• [Record excerpts]
______________________________

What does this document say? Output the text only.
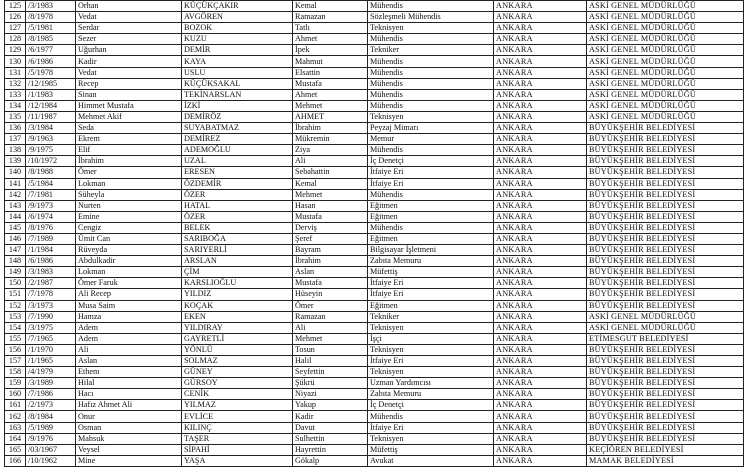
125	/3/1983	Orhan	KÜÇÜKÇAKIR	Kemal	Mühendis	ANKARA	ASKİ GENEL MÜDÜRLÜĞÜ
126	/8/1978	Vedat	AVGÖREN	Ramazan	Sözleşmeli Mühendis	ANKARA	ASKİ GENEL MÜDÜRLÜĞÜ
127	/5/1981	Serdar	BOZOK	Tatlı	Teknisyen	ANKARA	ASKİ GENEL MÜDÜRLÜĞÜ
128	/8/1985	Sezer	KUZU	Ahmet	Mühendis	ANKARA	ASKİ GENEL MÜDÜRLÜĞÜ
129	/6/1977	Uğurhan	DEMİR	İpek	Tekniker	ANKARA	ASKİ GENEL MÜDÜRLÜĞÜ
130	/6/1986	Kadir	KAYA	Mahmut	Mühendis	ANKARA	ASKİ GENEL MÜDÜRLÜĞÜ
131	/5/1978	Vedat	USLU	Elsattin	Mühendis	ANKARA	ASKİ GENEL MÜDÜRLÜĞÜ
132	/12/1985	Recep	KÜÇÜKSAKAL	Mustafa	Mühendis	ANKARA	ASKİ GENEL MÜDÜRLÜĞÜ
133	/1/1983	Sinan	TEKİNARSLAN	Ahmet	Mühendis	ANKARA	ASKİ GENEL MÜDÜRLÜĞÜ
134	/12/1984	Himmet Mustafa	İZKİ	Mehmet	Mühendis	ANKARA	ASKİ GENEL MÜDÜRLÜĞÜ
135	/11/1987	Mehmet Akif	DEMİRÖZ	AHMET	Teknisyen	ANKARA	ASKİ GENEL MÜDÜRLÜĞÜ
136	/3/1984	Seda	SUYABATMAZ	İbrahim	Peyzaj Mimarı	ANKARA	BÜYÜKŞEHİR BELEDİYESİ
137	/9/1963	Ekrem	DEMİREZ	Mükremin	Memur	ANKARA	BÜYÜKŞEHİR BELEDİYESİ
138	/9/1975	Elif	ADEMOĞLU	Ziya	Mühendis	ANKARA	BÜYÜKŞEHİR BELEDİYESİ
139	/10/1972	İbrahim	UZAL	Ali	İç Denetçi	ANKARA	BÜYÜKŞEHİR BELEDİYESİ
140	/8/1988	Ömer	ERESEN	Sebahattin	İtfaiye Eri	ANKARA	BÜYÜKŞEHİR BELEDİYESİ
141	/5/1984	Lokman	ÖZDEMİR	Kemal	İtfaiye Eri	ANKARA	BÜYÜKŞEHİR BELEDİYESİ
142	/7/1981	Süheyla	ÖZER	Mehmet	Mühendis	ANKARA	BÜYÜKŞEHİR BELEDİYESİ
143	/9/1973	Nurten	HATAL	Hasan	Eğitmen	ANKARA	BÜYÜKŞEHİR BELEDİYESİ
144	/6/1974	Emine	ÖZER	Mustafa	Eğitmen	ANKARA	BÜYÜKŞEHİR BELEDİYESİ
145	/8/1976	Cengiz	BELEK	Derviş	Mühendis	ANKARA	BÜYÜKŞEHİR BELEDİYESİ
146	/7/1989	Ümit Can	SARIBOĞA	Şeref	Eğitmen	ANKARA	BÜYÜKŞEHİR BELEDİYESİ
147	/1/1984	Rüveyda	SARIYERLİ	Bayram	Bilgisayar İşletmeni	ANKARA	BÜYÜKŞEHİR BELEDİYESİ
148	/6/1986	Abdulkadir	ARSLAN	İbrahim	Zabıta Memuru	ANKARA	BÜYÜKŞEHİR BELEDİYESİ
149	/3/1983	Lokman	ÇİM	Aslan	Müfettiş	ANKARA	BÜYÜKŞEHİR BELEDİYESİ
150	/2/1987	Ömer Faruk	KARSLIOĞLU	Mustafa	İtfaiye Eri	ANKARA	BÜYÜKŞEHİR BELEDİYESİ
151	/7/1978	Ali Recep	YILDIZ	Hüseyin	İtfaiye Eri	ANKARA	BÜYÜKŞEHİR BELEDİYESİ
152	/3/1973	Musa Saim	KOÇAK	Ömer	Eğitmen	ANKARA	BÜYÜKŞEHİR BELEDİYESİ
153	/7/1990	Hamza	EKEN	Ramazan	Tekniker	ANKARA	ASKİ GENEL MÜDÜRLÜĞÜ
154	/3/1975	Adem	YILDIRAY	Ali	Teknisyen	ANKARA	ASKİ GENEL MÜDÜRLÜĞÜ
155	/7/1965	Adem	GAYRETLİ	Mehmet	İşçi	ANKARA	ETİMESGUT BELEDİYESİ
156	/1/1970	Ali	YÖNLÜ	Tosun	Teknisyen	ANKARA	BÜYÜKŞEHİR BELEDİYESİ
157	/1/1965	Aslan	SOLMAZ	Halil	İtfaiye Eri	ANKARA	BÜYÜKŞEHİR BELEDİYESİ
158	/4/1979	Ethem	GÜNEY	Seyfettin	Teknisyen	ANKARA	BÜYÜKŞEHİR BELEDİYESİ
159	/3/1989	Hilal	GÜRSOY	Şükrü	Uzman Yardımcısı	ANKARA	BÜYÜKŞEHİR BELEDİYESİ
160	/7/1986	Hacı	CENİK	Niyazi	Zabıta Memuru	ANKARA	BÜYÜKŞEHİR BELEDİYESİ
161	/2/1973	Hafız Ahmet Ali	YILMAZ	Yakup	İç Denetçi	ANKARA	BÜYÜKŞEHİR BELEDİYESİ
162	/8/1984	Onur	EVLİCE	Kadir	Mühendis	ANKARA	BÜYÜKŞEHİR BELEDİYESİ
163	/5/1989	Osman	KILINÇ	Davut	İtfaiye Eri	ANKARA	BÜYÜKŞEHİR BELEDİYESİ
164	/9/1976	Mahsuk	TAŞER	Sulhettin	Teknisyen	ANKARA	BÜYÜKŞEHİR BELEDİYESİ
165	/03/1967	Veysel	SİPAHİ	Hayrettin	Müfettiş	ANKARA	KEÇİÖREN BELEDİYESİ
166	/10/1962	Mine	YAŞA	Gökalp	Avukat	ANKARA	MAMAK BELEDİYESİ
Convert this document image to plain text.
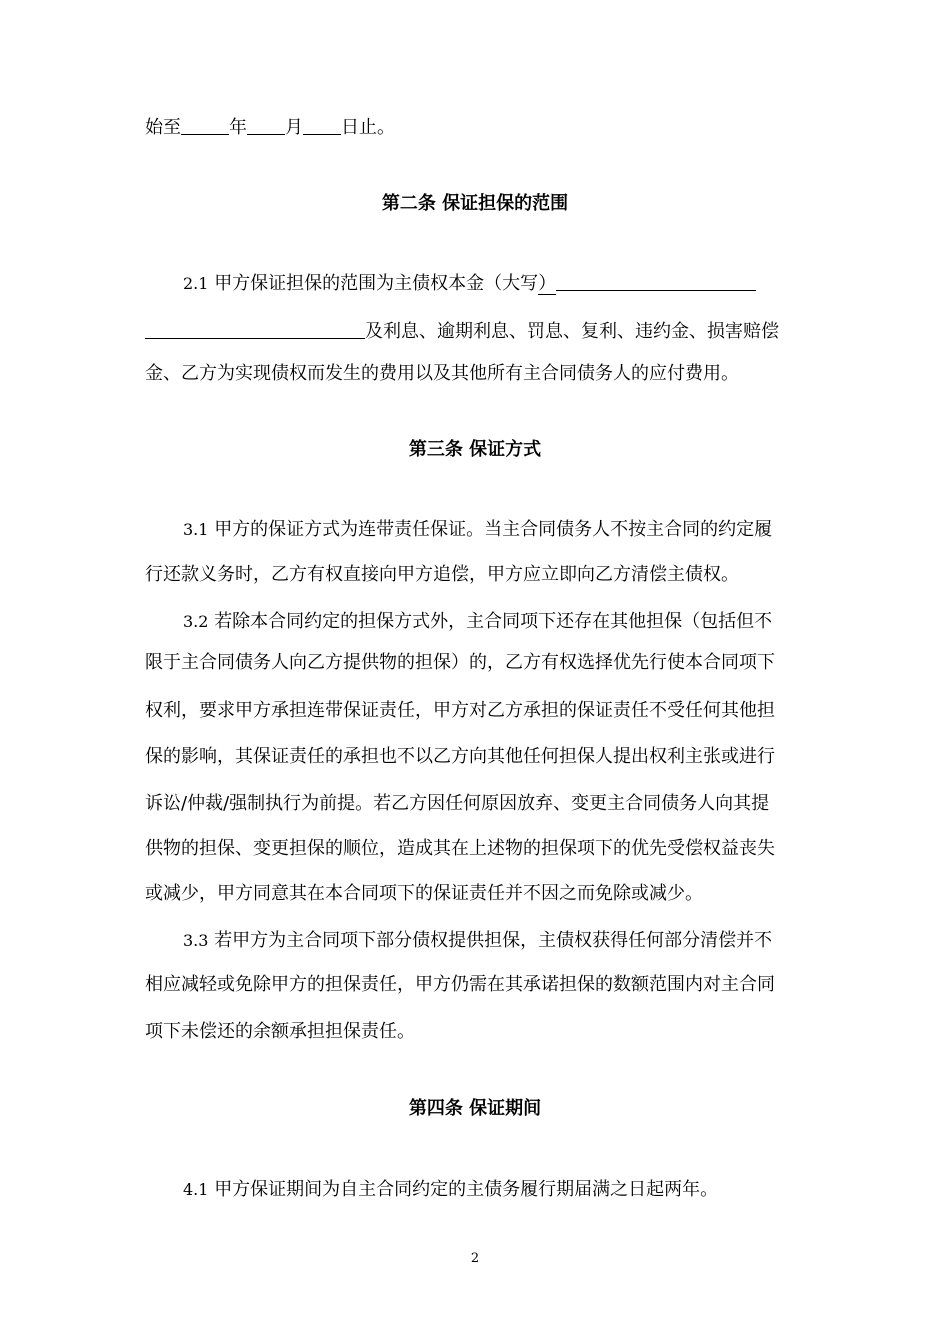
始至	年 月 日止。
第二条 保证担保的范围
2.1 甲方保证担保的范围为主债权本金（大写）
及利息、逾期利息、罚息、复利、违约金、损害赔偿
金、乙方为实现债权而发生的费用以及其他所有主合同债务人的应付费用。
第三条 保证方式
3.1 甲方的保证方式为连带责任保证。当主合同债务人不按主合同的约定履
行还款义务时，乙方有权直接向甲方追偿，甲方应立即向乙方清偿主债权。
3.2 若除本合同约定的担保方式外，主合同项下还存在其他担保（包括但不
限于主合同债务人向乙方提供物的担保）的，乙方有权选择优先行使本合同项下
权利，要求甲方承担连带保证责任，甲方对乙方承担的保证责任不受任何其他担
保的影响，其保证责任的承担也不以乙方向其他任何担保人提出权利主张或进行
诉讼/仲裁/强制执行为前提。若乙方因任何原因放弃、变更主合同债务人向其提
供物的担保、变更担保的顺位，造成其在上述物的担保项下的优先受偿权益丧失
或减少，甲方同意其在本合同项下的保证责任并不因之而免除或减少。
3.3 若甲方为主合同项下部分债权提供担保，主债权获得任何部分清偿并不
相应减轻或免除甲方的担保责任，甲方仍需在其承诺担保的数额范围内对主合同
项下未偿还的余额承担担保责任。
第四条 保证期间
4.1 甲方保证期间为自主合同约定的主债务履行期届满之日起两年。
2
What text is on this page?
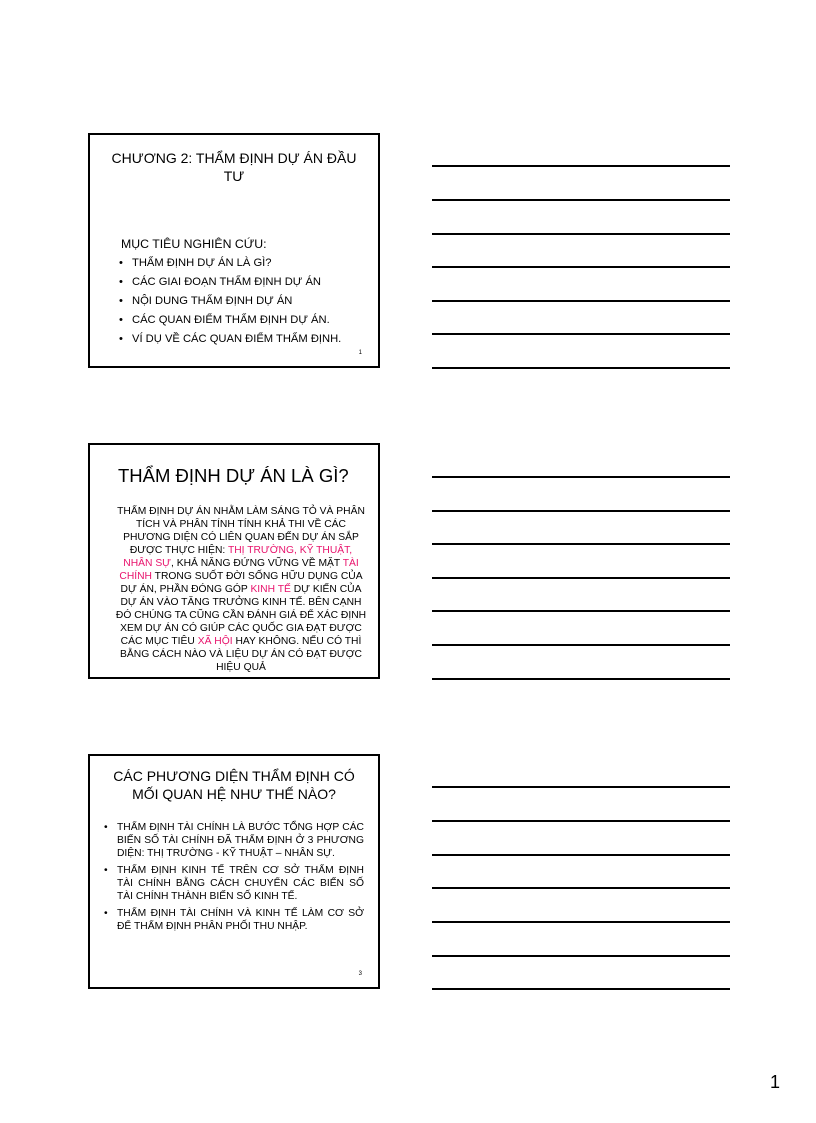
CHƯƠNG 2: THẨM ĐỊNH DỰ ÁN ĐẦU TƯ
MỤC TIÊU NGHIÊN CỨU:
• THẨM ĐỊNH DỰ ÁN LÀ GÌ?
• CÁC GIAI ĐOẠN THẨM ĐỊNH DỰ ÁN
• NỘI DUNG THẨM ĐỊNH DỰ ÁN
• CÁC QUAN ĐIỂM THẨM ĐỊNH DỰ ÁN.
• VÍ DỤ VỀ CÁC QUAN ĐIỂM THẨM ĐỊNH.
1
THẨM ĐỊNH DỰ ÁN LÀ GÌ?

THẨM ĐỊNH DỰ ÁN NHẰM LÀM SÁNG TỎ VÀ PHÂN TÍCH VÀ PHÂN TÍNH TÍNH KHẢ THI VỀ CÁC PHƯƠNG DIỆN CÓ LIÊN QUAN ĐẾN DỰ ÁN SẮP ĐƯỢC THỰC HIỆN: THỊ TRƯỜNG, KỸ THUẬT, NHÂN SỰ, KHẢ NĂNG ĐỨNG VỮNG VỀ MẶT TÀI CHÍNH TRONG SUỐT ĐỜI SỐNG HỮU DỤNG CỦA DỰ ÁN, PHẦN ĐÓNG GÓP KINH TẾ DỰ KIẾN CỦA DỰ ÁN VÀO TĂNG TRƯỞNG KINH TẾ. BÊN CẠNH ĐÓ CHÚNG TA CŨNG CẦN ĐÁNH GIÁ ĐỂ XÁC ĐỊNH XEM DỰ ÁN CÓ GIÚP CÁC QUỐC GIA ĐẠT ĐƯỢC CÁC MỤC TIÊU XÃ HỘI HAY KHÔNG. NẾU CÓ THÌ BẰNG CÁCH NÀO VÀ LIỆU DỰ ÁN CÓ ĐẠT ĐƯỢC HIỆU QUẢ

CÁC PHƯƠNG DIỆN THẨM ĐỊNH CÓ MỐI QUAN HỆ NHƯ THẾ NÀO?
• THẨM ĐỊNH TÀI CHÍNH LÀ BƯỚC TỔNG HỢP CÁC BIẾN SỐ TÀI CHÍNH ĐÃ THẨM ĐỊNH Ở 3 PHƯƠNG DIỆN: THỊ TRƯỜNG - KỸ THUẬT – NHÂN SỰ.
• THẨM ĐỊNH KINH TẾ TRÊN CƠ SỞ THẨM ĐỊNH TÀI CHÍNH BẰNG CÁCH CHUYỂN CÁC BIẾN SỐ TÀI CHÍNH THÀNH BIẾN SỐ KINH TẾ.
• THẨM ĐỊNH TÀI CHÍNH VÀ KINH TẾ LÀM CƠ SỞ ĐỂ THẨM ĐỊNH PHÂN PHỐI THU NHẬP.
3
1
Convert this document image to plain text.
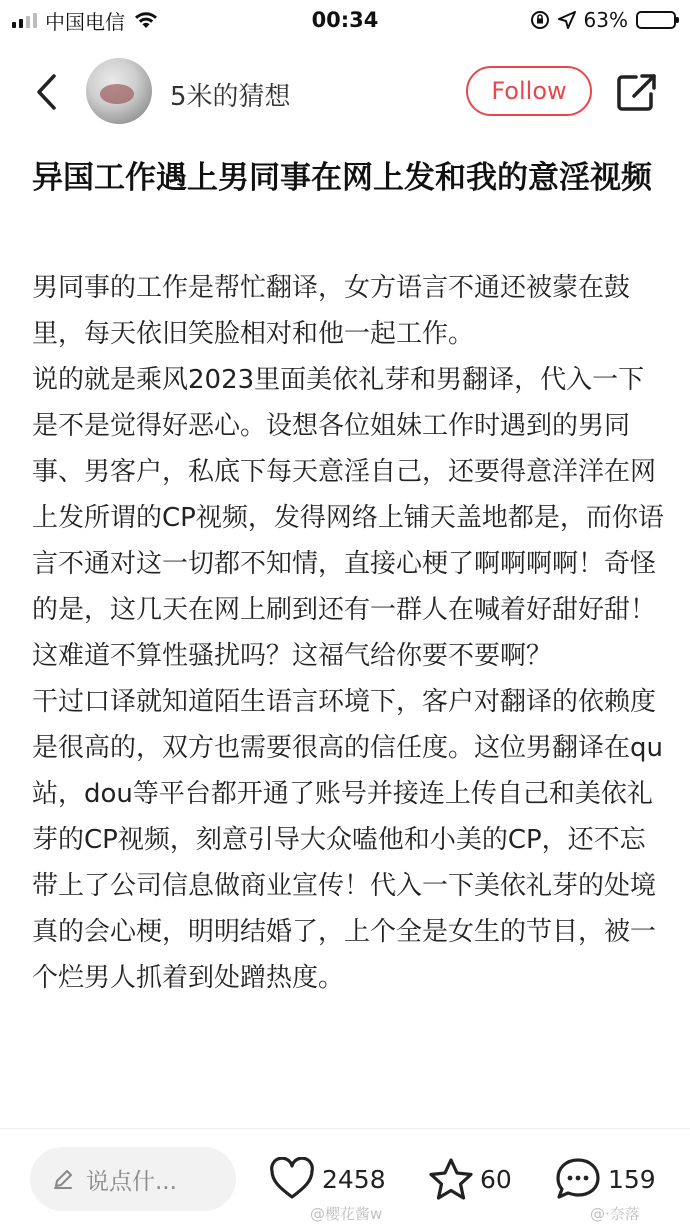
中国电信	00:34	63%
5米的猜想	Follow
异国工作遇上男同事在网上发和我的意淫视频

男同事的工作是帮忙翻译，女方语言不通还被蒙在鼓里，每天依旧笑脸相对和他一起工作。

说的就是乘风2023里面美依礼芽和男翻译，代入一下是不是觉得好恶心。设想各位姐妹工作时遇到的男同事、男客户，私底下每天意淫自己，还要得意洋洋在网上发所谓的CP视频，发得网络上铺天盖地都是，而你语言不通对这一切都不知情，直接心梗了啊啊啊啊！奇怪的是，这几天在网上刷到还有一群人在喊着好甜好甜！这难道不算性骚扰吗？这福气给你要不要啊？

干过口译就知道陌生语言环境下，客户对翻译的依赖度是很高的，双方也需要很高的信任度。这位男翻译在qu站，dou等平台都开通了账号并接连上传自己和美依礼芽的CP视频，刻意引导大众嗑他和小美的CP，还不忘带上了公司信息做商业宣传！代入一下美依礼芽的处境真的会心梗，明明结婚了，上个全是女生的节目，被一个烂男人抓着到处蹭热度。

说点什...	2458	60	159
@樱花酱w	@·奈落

______________________________

• [Problem details] Using the listing above, locate the lines that hold "KINH" and copy each one.

• [The reply]
THẨM ĐỊNH DỰ ÁN NHẰM LÀM SÁNG TỎ VÀ PHÂN TÍCH VÀ PHÂN TÍNH TÍNH KHẢ THI VỀ CÁC PHƯƠNG DIỆN CÓ LIÊN QUAN ĐẾN DỰ ÁN SẮP ĐƯỢC THỰC HIỆN: THỊ TRƯỜNG, KỸ THUẬT, NHÂN SỰ, KHẢ NĂNG ĐỨNG VỮNG VỀ MẶT TÀI CHÍNH TRONG SUỐT ĐỜI SỐNG HỮU DỤNG CỦA DỰ ÁN, PHẦN ĐÓNG GÓP KINH TẾ DỰ KIẾN CỦA DỰ ÁN VÀO TĂNG TRƯỞNG KINH TẾ. BÊN CẠNH ĐÓ CHÚNG TA CŨNG CẦN ĐÁNH GIÁ ĐỂ XÁC ĐỊNH XEM DỰ ÁN CÓ GIÚP CÁC QUỐC GIA ĐẠT ĐƯỢC CÁC MỤC TIÊU XÃ HỘI HAY KHÔNG. NẾU CÓ THÌ BẰNG CÁCH NÀO VÀ LIỆU DỰ ÁN CÓ ĐẠT ĐƯỢC HIỆU QUẢ
• THẨM ĐỊNH KINH TẾ TRÊN CƠ SỞ THẨM ĐỊNH TÀI CHÍNH BẰNG CÁCH CHUYỂN CÁC BIẾN SỐ TÀI CHÍNH THÀNH BIẾN SỐ KINH TẾ.
• THẨM ĐỊNH TÀI CHÍNH VÀ KINH TẾ LÀM CƠ SỞ ĐỂ THẨM ĐỊNH PHÂN PHỐI THU NHẬP.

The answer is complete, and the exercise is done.